Dataset listings of figures
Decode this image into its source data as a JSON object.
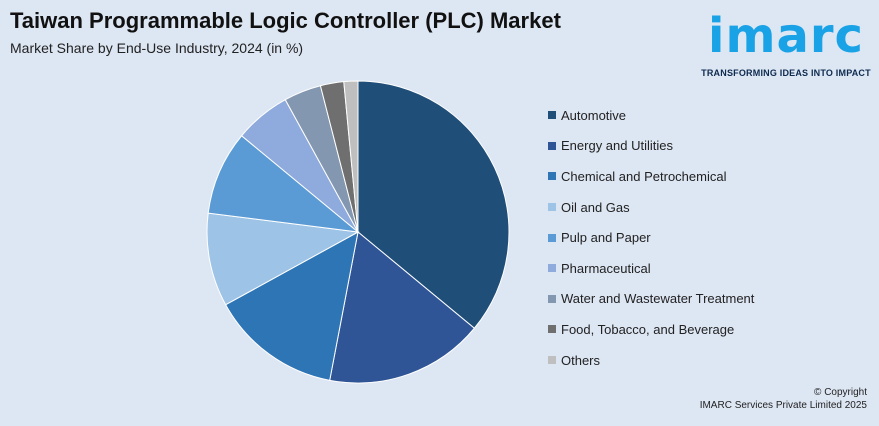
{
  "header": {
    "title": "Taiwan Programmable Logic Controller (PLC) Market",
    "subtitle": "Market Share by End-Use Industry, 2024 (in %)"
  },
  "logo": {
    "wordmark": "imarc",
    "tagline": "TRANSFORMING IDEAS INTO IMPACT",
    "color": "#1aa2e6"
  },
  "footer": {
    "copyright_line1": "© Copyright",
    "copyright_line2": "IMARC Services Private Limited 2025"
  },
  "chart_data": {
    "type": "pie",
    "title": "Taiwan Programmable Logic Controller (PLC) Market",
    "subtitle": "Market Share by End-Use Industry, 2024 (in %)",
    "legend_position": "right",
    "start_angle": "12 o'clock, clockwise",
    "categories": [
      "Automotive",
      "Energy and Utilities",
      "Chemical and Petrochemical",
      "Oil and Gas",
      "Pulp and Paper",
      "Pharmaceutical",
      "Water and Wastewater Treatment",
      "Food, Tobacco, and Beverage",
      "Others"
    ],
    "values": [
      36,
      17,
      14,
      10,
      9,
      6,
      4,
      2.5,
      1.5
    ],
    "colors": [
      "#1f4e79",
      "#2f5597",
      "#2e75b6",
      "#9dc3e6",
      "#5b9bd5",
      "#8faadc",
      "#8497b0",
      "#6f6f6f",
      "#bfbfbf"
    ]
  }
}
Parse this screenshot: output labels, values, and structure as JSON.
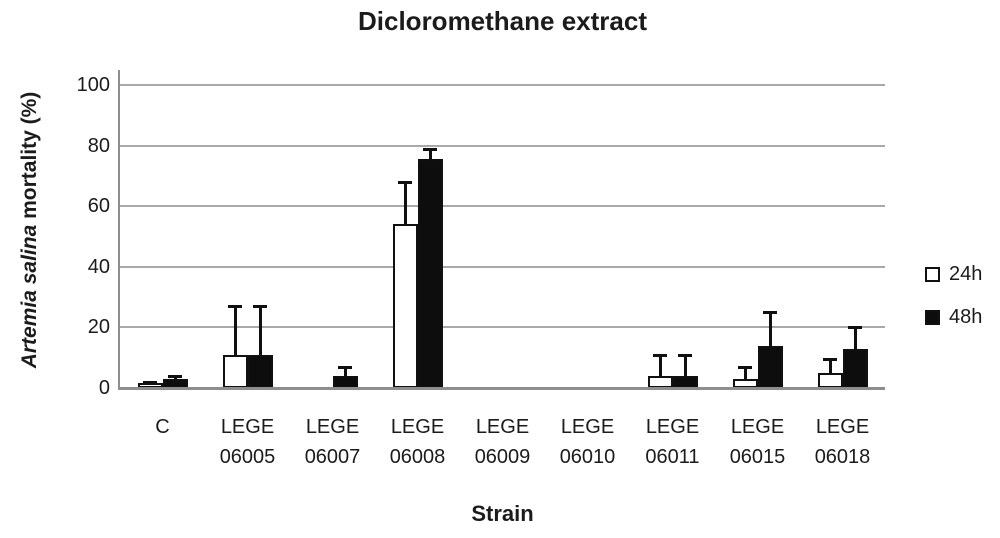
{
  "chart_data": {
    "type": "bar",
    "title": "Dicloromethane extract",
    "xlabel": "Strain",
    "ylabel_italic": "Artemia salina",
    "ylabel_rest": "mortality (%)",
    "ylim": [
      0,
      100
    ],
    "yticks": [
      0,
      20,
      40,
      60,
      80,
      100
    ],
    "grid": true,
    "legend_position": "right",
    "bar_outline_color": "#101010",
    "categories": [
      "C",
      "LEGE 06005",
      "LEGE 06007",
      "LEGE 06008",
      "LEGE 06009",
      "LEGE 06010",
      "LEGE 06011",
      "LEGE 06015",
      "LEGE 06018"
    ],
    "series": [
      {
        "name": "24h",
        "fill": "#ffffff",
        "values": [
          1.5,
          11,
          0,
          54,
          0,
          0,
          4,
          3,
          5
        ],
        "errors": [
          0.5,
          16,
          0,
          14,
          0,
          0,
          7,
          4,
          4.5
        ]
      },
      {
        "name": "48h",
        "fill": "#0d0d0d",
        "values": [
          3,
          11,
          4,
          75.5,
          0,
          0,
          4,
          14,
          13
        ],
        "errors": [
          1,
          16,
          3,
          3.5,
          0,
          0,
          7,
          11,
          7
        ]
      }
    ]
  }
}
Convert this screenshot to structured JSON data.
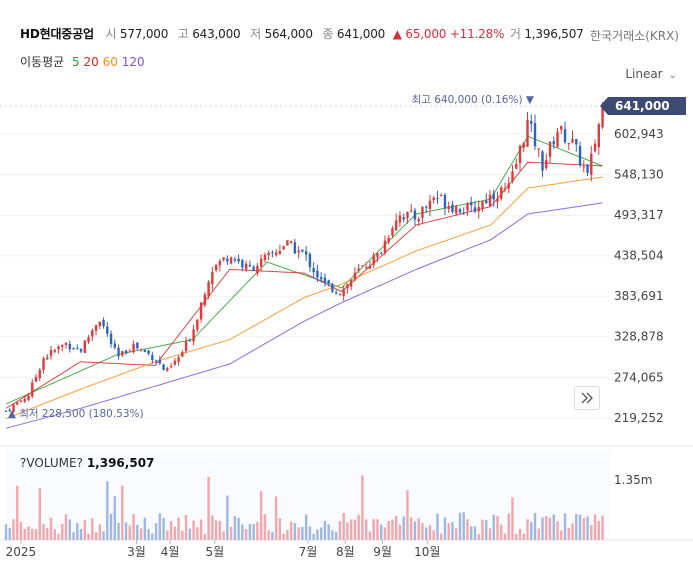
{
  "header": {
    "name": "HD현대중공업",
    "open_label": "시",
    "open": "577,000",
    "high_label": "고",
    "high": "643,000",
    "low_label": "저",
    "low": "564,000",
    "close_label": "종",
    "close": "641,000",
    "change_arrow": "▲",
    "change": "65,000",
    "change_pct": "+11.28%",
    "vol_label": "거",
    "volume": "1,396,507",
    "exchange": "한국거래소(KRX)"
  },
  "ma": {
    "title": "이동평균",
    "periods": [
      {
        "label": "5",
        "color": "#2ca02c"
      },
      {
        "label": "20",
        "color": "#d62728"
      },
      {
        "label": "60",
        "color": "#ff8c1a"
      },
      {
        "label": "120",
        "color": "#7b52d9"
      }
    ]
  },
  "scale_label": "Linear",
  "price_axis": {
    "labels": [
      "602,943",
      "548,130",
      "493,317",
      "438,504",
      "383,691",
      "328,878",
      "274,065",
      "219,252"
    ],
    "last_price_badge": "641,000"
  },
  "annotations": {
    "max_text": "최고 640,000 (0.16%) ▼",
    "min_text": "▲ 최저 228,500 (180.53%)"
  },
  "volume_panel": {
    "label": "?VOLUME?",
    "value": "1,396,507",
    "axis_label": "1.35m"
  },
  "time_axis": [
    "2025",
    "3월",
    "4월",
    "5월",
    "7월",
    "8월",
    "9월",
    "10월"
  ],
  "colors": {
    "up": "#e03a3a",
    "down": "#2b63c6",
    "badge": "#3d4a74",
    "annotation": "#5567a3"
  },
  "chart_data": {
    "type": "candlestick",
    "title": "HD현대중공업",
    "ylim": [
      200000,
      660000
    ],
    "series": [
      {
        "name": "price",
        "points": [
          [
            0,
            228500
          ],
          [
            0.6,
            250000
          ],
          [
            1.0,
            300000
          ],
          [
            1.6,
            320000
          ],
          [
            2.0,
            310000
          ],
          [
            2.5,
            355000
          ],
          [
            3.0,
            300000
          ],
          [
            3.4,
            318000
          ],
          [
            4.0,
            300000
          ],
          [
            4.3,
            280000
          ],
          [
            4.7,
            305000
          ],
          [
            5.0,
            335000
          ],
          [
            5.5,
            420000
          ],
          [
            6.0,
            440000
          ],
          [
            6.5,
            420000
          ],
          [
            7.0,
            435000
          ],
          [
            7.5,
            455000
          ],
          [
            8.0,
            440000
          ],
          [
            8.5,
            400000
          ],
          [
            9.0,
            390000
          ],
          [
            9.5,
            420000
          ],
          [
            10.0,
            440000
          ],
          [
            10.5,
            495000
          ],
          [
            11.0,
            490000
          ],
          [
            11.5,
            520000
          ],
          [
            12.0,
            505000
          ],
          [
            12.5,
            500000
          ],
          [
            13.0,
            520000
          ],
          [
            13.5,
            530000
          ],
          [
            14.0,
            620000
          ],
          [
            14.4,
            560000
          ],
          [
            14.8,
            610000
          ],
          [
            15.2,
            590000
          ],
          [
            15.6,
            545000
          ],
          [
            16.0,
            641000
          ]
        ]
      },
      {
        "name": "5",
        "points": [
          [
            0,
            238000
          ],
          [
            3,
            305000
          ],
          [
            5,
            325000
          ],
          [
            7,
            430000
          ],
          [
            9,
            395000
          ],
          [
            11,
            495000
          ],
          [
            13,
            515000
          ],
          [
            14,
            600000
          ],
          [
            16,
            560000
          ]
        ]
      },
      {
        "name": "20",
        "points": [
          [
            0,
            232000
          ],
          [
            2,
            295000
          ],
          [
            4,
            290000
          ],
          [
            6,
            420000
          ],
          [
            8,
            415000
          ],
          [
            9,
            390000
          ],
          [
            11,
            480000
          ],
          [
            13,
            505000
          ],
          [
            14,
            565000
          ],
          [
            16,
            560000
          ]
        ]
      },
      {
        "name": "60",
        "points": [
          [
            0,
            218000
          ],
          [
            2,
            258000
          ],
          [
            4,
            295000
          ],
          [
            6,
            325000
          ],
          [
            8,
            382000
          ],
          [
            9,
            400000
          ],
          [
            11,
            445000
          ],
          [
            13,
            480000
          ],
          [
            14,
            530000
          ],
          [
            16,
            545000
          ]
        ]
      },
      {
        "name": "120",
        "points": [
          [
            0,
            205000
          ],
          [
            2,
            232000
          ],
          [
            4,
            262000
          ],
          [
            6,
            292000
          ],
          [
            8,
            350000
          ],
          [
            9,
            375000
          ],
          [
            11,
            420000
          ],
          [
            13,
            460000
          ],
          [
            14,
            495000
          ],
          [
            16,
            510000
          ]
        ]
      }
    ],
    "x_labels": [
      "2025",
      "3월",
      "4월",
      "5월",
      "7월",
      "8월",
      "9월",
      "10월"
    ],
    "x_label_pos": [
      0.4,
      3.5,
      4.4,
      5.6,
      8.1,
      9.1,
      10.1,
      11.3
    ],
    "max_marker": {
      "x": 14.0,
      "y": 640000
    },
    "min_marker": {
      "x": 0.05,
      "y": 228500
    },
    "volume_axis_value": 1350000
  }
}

[Exercise objective] Write out the whole listing again, exactly, with no pictures.

[Full output]
Decode this image into its source data as a JSON object.
{
  "header": {
    "title": "Taiwan Programmable Logic Controller (PLC) Market",
    "subtitle": "Market Share by End-Use Industry, 2024 (in %)"
  },
  "logo": {
    "wordmark": "imarc",
    "tagline": "TRANSFORMING IDEAS INTO IMPACT",
    "color": "#1aa2e6"
  },
  "footer": {
    "copyright_line1": "© Copyright",
    "copyright_line2": "IMARC Services Private Limited 2025"
  },
  "chart_data": {
    "type": "pie",
    "title": "Taiwan Programmable Logic Controller (PLC) Market",
    "subtitle": "Market Share by End-Use Industry, 2024 (in %)",
    "legend_position": "right",
    "start_angle": "12 o'clock, clockwise",
    "categories": [
      "Automotive",
      "Energy and Utilities",
      "Chemical and Petrochemical",
      "Oil and Gas",
      "Pulp and Paper",
      "Pharmaceutical",
      "Water and Wastewater Treatment",
      "Food, Tobacco, and Beverage",
      "Others"
    ],
    "values": [
      36,
      17,
      14,
      10,
      9,
      6,
      4,
      2.5,
      1.5
    ],
    "colors": [
      "#1f4e79",
      "#2f5597",
      "#2e75b6",
      "#9dc3e6",
      "#5b9bd5",
      "#8faadc",
      "#8497b0",
      "#6f6f6f",
      "#bfbfbf"
    ]
  }
}
Parse this screenshot: output labels, values, and structure as JSON.
{
  "chart_data": {
    "type": "bar",
    "title": "Dicloromethane extract",
    "xlabel": "Strain",
    "ylabel_italic": "Artemia salina",
    "ylabel_rest": "mortality (%)",
    "ylim": [
      0,
      100
    ],
    "yticks": [
      0,
      20,
      40,
      60,
      80,
      100
    ],
    "grid": true,
    "legend_position": "right",
    "bar_outline_color": "#101010",
    "categories": [
      "C",
      "LEGE 06005",
      "LEGE 06007",
      "LEGE 06008",
      "LEGE 06009",
      "LEGE 06010",
      "LEGE 06011",
      "LEGE 06015",
      "LEGE 06018"
    ],
    "series": [
      {
        "name": "24h",
        "fill": "#ffffff",
        "values": [
          1.5,
          11,
          0,
          54,
          0,
          0,
          4,
          3,
          5
        ],
        "errors": [
          0.5,
          16,
          0,
          14,
          0,
          0,
          7,
          4,
          4.5
        ]
      },
      {
        "name": "48h",
        "fill": "#0d0d0d",
        "values": [
          3,
          11,
          4,
          75.5,
          0,
          0,
          4,
          14,
          13
        ],
        "errors": [
          1,
          16,
          3,
          3.5,
          0,
          0,
          7,
          11,
          7
        ]
      }
    ]
  }
}
Convert this screenshot to structured JSON data.
{
  "header": {
    "name": "HD현대중공업",
    "open_label": "시",
    "open": "577,000",
    "high_label": "고",
    "high": "643,000",
    "low_label": "저",
    "low": "564,000",
    "close_label": "종",
    "close": "641,000",
    "change_arrow": "▲",
    "change": "65,000",
    "change_pct": "+11.28%",
    "vol_label": "거",
    "volume": "1,396,507",
    "exchange": "한국거래소(KRX)"
  },
  "ma": {
    "title": "이동평균",
    "periods": [
      {
        "label": "5",
        "color": "#2ca02c"
      },
      {
        "label": "20",
        "color": "#d62728"
      },
      {
        "label": "60",
        "color": "#ff8c1a"
      },
      {
        "label": "120",
        "color": "#7b52d9"
      }
    ]
  },
  "scale_label": "Linear",
  "price_axis": {
    "labels": [
      "602,943",
      "548,130",
      "493,317",
      "438,504",
      "383,691",
      "328,878",
      "274,065",
      "219,252"
    ],
    "last_price_badge": "641,000"
  },
  "annotations": {
    "max_text": "최고 640,000 (0.16%) ▼",
    "min_text": "▲ 최저 228,500 (180.53%)"
  },
  "volume_panel": {
    "label": "?VOLUME?",
    "value": "1,396,507",
    "axis_label": "1.35m"
  },
  "time_axis": [
    "2025",
    "3월",
    "4월",
    "5월",
    "7월",
    "8월",
    "9월",
    "10월"
  ],
  "colors": {
    "up": "#e03a3a",
    "down": "#2b63c6",
    "badge": "#3d4a74",
    "annotation": "#5567a3"
  },
  "chart_data": {
    "type": "candlestick",
    "title": "HD현대중공업",
    "ylim": [
      200000,
      660000
    ],
    "series": [
      {
        "name": "price",
        "points": [
          [
            0,
            228500
          ],
          [
            0.6,
            250000
          ],
          [
            1.0,
            300000
          ],
          [
            1.6,
            320000
          ],
          [
            2.0,
            310000
          ],
          [
            2.5,
            355000
          ],
          [
            3.0,
            300000
          ],
          [
            3.4,
            318000
          ],
          [
            4.0,
            300000
          ],
          [
            4.3,
            280000
          ],
          [
            4.7,
            305000
          ],
          [
            5.0,
            335000
          ],
          [
            5.5,
            420000
          ],
          [
            6.0,
            440000
          ],
          [
            6.5,
            420000
          ],
          [
            7.0,
            435000
          ],
          [
            7.5,
            455000
          ],
          [
            8.0,
            440000
          ],
          [
            8.5,
            400000
          ],
          [
            9.0,
            390000
          ],
          [
            9.5,
            420000
          ],
          [
            10.0,
            440000
          ],
          [
            10.5,
            495000
          ],
          [
            11.0,
            490000
          ],
          [
            11.5,
            520000
          ],
          [
            12.0,
            505000
          ],
          [
            12.5,
            500000
          ],
          [
            13.0,
            520000
          ],
          [
            13.5,
            530000
          ],
          [
            14.0,
            620000
          ],
          [
            14.4,
            560000
          ],
          [
            14.8,
            610000
          ],
          [
            15.2,
            590000
          ],
          [
            15.6,
            545000
          ],
          [
            16.0,
            641000
          ]
        ]
      },
      {
        "name": "5",
        "points": [
          [
            0,
            238000
          ],
          [
            3,
            305000
          ],
          [
            5,
            325000
          ],
          [
            7,
            430000
          ],
          [
            9,
            395000
          ],
          [
            11,
            495000
          ],
          [
            13,
            515000
          ],
          [
            14,
            600000
          ],
          [
            16,
            560000
          ]
        ]
      },
      {
        "name": "20",
        "points": [
          [
            0,
            232000
          ],
          [
            2,
            295000
          ],
          [
            4,
            290000
          ],
          [
            6,
            420000
          ],
          [
            8,
            415000
          ],
          [
            9,
            390000
          ],
          [
            11,
            480000
          ],
          [
            13,
            505000
          ],
          [
            14,
            565000
          ],
          [
            16,
            560000
          ]
        ]
      },
      {
        "name": "60",
        "points": [
          [
            0,
            218000
          ],
          [
            2,
            258000
          ],
          [
            4,
            295000
          ],
          [
            6,
            325000
          ],
          [
            8,
            382000
          ],
          [
            9,
            400000
          ],
          [
            11,
            445000
          ],
          [
            13,
            480000
          ],
          [
            14,
            530000
          ],
          [
            16,
            545000
          ]
        ]
      },
      {
        "name": "120",
        "points": [
          [
            0,
            205000
          ],
          [
            2,
            232000
          ],
          [
            4,
            262000
          ],
          [
            6,
            292000
          ],
          [
            8,
            350000
          ],
          [
            9,
            375000
          ],
          [
            11,
            420000
          ],
          [
            13,
            460000
          ],
          [
            14,
            495000
          ],
          [
            16,
            510000
          ]
        ]
      }
    ],
    "x_labels": [
      "2025",
      "3월",
      "4월",
      "5월",
      "7월",
      "8월",
      "9월",
      "10월"
    ],
    "x_label_pos": [
      0.4,
      3.5,
      4.4,
      5.6,
      8.1,
      9.1,
      10.1,
      11.3
    ],
    "max_marker": {
      "x": 14.0,
      "y": 640000
    },
    "min_marker": {
      "x": 0.05,
      "y": 228500
    },
    "volume_axis_value": 1350000
  }
}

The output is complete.